Lines of data:
┌──
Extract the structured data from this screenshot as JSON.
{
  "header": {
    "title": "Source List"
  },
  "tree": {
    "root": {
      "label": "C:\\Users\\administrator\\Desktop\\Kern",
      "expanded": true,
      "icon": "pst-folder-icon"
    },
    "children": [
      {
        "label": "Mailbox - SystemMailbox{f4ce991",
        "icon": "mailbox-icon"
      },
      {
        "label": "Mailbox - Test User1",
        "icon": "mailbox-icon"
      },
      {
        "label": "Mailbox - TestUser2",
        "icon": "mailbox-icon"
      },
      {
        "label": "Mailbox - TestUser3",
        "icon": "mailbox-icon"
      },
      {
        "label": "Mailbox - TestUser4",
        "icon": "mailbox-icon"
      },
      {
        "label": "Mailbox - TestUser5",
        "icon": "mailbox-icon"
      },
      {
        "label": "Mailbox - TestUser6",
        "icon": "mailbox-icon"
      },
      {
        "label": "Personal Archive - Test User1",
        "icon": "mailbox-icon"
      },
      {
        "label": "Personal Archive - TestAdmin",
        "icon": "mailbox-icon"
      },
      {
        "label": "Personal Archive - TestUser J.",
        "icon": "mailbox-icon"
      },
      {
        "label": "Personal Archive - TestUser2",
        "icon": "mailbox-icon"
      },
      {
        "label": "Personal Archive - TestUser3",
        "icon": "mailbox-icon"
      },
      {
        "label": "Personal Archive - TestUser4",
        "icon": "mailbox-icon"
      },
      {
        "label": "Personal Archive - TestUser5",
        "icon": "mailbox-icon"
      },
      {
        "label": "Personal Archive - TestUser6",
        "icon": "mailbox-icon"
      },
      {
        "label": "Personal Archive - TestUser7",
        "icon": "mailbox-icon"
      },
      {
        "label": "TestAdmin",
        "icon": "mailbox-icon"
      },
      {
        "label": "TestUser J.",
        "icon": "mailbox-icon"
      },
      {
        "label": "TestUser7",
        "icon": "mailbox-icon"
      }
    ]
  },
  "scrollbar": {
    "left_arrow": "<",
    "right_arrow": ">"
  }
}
└──
--- REQUIREMENTS ---
Locate all lines that include the word "TestAdmin" and copy them out.

--- RESULT OF THIS TASK ---
        "label": "Personal Archive - TestAdmin",
        "label": "TestAdmin",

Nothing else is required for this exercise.